Find all the lines with "value" and gather them.

Raw data:
────
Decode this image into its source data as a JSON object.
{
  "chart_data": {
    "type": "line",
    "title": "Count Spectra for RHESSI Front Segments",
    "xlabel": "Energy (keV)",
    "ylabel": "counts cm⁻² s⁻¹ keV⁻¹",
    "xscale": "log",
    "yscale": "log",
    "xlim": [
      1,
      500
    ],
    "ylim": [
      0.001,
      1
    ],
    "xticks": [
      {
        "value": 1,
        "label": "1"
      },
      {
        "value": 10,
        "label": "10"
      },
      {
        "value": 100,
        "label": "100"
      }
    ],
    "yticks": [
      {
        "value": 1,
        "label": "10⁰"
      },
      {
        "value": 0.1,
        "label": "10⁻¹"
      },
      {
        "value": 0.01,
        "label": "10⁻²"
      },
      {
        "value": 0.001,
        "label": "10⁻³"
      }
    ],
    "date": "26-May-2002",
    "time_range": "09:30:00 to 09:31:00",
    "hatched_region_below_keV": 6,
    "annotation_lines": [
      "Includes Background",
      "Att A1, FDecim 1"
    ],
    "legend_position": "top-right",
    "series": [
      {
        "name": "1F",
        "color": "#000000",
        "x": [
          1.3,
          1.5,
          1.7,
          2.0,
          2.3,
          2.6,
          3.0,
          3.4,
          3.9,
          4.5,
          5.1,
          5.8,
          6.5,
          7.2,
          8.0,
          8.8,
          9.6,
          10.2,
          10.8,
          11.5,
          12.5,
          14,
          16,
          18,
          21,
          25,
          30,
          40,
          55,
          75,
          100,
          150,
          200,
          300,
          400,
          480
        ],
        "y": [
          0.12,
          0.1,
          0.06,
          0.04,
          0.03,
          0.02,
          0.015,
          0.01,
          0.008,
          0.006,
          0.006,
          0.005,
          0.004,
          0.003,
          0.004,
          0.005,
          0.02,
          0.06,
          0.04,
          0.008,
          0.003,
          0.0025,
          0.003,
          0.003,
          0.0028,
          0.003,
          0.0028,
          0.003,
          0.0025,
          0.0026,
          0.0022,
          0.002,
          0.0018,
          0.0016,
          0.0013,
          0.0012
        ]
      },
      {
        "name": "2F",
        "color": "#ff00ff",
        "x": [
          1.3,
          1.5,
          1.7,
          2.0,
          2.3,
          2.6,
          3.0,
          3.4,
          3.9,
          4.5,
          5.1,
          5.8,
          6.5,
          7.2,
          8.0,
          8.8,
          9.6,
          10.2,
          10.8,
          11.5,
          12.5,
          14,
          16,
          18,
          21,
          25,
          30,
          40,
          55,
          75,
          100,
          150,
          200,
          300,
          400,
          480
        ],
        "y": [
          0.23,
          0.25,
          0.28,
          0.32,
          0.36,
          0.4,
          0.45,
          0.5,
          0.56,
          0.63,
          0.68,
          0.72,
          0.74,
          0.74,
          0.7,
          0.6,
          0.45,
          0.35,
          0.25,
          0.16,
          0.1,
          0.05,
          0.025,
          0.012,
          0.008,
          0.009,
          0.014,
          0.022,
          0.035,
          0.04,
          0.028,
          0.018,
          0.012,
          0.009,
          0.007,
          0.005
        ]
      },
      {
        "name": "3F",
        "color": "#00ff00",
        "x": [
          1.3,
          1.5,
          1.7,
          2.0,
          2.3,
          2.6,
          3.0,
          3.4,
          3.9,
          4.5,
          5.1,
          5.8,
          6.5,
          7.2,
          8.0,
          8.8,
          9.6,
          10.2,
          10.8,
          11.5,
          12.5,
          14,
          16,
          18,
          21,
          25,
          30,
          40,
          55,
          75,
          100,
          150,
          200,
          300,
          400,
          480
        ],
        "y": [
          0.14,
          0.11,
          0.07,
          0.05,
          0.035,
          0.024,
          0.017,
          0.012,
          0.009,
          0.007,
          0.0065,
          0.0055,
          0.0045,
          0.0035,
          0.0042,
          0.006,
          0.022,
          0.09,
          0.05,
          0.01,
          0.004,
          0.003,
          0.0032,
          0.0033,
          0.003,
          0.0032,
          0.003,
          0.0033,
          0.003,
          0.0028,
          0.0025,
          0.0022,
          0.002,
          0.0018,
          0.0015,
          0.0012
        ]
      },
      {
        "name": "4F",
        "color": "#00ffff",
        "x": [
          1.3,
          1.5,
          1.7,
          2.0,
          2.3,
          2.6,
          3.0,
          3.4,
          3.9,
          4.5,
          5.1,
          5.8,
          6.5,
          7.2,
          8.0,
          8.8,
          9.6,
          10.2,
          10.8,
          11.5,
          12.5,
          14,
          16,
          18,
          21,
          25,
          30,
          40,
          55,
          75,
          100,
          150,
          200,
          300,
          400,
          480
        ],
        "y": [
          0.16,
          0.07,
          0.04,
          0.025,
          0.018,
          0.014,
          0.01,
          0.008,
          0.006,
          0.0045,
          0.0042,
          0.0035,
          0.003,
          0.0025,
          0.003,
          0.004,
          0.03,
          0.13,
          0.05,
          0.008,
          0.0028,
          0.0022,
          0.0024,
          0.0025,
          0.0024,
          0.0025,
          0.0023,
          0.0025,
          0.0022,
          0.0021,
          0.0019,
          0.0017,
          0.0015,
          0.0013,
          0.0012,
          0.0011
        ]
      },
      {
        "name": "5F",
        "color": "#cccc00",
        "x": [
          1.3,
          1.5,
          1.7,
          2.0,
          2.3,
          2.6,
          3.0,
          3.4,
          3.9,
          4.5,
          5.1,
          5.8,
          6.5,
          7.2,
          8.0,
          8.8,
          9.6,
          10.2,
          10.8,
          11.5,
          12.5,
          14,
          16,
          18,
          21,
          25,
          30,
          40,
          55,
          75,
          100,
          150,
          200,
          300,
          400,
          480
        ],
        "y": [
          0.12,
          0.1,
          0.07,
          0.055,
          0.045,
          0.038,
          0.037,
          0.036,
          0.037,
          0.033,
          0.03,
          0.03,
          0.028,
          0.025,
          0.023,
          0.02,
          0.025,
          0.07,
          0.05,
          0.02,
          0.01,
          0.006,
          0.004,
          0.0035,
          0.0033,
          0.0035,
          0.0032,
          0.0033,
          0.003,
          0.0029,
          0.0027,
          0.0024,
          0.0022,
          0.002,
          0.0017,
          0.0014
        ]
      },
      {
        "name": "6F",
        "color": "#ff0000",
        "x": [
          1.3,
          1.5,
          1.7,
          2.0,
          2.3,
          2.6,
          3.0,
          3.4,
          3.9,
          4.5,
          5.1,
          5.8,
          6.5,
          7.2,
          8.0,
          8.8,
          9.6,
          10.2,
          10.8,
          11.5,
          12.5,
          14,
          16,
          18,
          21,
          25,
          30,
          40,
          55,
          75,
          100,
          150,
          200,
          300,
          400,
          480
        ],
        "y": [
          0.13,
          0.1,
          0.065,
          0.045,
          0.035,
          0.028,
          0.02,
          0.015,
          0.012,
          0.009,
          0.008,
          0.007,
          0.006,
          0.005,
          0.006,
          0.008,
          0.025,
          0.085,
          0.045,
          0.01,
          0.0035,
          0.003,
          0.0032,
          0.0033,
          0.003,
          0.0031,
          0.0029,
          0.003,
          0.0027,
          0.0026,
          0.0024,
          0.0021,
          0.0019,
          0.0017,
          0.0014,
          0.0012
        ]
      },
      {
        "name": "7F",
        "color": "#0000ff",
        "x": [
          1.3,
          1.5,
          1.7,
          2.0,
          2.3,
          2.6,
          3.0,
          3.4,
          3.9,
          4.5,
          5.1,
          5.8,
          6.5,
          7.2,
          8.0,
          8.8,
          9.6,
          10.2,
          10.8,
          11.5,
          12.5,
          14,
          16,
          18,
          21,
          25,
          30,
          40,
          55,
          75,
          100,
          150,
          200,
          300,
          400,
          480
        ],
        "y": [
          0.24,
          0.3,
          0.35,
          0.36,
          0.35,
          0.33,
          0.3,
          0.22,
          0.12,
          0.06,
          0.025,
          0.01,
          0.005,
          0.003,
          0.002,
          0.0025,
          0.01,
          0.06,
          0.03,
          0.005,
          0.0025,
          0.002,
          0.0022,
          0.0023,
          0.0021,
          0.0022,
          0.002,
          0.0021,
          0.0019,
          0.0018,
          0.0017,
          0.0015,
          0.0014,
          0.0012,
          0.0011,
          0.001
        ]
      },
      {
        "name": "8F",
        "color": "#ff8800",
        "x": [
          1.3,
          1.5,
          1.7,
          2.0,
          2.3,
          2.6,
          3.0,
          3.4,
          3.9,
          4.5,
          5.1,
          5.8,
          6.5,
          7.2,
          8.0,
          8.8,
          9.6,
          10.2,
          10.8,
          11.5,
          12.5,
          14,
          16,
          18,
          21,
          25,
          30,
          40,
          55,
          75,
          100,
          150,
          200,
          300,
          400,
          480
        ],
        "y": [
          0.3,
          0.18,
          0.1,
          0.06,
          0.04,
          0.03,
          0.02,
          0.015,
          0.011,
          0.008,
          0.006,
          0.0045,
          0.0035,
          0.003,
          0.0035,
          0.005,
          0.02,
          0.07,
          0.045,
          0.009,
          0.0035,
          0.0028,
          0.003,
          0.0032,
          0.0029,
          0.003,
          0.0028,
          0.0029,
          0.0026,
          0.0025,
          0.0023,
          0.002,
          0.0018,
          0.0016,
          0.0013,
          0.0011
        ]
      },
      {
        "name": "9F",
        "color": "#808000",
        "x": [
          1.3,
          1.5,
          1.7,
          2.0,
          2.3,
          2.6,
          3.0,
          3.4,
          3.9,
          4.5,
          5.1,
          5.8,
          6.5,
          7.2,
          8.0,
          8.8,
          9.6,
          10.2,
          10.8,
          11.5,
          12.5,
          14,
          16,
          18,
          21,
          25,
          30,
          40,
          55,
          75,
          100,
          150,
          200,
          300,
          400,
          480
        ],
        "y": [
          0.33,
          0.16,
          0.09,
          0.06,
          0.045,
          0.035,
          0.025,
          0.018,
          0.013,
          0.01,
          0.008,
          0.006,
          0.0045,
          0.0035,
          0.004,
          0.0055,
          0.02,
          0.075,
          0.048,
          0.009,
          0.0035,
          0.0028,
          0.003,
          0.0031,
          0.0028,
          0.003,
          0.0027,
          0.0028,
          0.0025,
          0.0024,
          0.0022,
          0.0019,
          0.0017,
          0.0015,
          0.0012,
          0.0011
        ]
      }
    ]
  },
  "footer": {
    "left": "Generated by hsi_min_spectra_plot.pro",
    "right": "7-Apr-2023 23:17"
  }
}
────
Final result:
        "value": 1,
        "value": 10,
        "value": 100,
        "value": 1,
        "value": 0.1,
        "value": 0.01,
        "value": 0.001,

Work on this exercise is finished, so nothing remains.